◆ **STORED ROWS**:
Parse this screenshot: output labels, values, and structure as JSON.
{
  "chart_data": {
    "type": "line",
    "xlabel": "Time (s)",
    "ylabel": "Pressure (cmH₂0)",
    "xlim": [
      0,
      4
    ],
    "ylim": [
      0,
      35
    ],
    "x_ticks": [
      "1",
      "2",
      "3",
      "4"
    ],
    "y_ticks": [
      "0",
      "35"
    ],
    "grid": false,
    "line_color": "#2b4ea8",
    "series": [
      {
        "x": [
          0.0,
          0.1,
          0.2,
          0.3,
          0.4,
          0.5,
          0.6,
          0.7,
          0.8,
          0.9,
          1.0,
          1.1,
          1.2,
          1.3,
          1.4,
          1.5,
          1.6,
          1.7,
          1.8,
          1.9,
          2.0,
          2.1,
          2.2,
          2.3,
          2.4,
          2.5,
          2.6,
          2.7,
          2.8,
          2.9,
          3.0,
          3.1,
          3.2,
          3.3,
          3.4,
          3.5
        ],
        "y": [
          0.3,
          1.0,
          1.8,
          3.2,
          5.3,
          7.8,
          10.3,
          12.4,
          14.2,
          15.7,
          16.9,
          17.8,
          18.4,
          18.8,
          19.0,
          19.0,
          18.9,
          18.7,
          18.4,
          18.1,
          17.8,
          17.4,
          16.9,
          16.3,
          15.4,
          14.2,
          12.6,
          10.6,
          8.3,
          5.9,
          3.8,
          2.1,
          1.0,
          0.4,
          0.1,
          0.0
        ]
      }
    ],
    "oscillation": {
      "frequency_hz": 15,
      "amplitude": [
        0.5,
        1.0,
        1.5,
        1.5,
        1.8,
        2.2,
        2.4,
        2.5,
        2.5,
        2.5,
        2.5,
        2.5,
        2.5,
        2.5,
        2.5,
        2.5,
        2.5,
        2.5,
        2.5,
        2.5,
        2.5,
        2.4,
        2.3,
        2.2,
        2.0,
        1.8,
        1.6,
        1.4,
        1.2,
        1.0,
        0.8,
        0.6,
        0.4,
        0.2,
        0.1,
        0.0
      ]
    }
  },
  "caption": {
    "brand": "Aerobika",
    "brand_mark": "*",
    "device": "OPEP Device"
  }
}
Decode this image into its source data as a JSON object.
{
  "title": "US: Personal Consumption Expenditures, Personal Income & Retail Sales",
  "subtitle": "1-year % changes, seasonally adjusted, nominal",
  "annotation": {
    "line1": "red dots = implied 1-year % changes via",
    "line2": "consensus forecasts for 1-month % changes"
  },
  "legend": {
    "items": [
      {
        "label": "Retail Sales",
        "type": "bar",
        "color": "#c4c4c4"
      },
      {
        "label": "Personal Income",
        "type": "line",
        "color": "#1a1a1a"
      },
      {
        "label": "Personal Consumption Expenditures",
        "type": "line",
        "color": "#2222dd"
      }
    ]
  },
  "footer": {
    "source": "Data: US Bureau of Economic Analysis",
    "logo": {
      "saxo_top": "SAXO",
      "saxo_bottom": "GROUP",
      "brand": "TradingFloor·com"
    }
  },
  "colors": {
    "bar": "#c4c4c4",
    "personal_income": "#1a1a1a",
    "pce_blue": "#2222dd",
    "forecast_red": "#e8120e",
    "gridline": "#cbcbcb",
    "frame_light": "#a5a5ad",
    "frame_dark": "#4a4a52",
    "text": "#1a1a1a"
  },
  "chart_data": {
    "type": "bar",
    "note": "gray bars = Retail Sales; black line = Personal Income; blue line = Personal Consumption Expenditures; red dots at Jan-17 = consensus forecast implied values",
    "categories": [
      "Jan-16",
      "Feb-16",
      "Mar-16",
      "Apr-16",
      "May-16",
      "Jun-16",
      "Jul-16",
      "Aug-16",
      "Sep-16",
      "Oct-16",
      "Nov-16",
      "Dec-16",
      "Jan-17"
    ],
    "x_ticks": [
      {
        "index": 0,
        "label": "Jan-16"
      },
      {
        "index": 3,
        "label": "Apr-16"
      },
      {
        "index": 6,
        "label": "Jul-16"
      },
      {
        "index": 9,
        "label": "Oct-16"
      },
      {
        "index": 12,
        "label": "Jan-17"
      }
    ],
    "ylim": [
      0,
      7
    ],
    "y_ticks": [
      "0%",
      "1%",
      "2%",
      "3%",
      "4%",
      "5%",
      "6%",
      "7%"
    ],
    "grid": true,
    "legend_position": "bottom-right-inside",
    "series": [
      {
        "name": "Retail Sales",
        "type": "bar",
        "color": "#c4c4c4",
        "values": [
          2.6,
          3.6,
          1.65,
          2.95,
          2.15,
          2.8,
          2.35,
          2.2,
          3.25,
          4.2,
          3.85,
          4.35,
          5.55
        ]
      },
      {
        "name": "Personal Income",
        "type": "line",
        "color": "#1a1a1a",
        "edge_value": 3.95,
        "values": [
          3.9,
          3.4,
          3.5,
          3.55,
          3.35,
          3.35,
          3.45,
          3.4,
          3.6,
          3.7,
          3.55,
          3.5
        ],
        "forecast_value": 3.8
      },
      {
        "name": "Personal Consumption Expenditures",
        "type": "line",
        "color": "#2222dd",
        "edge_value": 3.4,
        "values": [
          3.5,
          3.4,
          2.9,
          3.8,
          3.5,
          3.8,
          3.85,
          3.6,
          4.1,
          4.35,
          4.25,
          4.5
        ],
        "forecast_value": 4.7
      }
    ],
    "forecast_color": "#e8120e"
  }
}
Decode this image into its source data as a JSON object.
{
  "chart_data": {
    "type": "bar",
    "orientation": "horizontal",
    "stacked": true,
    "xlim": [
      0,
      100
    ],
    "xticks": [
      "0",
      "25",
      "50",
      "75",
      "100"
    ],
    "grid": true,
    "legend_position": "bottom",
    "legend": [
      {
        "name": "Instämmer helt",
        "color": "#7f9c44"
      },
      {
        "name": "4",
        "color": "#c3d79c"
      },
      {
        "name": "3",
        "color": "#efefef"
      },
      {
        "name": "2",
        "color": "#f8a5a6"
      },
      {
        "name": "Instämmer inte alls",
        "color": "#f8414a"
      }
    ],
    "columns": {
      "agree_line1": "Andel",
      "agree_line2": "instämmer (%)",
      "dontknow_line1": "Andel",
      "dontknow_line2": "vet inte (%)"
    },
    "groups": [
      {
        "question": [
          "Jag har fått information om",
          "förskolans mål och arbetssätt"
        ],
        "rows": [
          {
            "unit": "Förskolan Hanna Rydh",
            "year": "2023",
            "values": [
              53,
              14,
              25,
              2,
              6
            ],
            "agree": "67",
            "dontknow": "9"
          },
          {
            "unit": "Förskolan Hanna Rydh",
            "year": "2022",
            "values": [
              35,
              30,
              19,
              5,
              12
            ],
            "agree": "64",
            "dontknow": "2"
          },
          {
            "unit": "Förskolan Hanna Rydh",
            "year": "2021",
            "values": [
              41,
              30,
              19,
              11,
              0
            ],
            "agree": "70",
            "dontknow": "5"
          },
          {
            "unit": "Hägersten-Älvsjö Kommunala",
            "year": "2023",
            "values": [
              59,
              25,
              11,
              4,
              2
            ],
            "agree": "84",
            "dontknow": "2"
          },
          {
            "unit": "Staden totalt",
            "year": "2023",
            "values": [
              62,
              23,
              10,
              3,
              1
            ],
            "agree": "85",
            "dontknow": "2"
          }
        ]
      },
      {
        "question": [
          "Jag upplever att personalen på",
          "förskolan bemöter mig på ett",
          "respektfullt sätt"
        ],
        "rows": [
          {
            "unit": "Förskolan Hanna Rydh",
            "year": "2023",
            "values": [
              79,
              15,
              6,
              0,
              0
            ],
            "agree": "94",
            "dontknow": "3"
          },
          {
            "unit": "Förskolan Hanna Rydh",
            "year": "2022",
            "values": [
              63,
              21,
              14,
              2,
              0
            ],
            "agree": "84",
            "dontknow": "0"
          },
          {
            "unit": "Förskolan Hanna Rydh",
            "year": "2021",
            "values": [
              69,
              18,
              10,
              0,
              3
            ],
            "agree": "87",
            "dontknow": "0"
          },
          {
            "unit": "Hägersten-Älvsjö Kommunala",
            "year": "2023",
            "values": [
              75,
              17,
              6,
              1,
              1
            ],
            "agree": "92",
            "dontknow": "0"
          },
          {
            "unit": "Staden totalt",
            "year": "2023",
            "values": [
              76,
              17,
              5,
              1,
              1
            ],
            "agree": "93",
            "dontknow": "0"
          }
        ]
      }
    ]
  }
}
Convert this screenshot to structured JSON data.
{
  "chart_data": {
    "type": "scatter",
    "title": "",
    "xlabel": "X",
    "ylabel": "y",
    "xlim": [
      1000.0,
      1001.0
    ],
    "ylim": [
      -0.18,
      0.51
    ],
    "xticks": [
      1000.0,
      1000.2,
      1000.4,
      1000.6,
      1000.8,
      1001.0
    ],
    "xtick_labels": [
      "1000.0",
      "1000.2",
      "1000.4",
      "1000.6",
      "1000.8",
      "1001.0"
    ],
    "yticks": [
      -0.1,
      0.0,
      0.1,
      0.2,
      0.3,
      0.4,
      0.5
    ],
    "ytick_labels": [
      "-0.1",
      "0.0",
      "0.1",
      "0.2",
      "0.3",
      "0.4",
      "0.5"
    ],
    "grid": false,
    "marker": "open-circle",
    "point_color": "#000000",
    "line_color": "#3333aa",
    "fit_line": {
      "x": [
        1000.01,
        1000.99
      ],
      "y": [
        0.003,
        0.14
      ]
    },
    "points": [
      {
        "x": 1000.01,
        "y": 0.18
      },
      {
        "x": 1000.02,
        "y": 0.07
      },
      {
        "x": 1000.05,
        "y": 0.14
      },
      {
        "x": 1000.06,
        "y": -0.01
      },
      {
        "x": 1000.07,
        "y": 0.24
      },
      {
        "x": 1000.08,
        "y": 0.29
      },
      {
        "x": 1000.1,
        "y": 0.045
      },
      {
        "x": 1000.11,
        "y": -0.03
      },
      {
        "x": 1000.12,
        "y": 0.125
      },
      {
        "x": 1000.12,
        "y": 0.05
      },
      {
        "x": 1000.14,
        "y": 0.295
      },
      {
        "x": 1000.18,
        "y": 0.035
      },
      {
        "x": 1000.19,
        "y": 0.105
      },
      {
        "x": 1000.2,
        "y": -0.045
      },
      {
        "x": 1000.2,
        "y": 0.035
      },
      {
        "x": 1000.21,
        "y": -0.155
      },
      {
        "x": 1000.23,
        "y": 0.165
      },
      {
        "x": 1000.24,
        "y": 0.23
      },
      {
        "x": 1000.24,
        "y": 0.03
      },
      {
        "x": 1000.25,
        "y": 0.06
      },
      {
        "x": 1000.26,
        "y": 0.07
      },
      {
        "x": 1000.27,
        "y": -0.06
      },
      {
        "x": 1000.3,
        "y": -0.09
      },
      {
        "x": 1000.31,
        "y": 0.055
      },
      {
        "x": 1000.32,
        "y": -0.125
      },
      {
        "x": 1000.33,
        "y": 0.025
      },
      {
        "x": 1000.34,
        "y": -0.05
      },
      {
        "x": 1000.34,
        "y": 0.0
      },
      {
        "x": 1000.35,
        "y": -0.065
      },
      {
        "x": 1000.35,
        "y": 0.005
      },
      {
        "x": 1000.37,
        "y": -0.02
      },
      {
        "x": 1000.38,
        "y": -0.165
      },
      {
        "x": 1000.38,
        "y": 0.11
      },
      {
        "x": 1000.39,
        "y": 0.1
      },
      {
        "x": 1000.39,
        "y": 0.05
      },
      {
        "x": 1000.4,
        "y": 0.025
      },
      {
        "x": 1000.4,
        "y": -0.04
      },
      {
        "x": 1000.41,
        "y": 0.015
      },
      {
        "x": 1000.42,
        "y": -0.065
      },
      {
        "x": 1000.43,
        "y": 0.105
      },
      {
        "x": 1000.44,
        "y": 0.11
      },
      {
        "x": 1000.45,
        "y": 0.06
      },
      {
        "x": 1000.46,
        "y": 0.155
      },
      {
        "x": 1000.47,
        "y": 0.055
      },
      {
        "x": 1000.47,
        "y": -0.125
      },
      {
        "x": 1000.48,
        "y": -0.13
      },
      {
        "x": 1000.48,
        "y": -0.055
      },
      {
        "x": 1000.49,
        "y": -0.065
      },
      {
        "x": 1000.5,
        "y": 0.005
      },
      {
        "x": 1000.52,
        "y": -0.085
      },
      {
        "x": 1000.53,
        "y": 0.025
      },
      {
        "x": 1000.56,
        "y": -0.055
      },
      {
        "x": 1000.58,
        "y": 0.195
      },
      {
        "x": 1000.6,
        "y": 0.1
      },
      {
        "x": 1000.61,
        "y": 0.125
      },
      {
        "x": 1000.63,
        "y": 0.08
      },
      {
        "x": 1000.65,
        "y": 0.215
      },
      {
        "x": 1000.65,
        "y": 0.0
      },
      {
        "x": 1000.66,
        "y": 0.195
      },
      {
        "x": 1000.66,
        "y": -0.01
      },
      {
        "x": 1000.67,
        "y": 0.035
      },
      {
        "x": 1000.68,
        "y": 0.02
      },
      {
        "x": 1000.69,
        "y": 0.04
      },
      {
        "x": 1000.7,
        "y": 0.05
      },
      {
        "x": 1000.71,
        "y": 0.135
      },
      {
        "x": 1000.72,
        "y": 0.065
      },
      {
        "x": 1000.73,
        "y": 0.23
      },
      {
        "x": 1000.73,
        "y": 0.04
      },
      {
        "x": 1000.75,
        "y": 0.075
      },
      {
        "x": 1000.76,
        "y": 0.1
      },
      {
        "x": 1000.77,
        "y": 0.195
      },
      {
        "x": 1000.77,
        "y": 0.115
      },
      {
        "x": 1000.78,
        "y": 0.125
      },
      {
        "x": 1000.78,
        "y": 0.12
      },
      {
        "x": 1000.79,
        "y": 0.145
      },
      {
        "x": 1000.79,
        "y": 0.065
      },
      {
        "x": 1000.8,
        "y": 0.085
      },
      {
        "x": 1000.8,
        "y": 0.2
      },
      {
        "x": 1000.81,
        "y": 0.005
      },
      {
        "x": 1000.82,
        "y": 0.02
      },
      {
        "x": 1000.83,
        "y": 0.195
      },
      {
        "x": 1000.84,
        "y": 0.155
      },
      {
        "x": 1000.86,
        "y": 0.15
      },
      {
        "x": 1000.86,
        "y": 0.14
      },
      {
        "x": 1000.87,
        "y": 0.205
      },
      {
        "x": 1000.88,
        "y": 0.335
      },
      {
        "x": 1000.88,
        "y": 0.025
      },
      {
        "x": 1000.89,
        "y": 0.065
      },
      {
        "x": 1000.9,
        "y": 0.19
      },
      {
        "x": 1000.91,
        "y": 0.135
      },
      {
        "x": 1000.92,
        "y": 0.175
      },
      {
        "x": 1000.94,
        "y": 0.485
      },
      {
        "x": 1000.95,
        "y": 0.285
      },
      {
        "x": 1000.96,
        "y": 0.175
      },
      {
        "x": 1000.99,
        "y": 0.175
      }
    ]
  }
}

◆ **SHORT EXERCISE**:
Copy out each line of the data where the string "index" appears.

◆ **RESPONSE**:
        "index": 0,
        "index": 3,
        "index": 6,
        "index": 9,
        "index": 12,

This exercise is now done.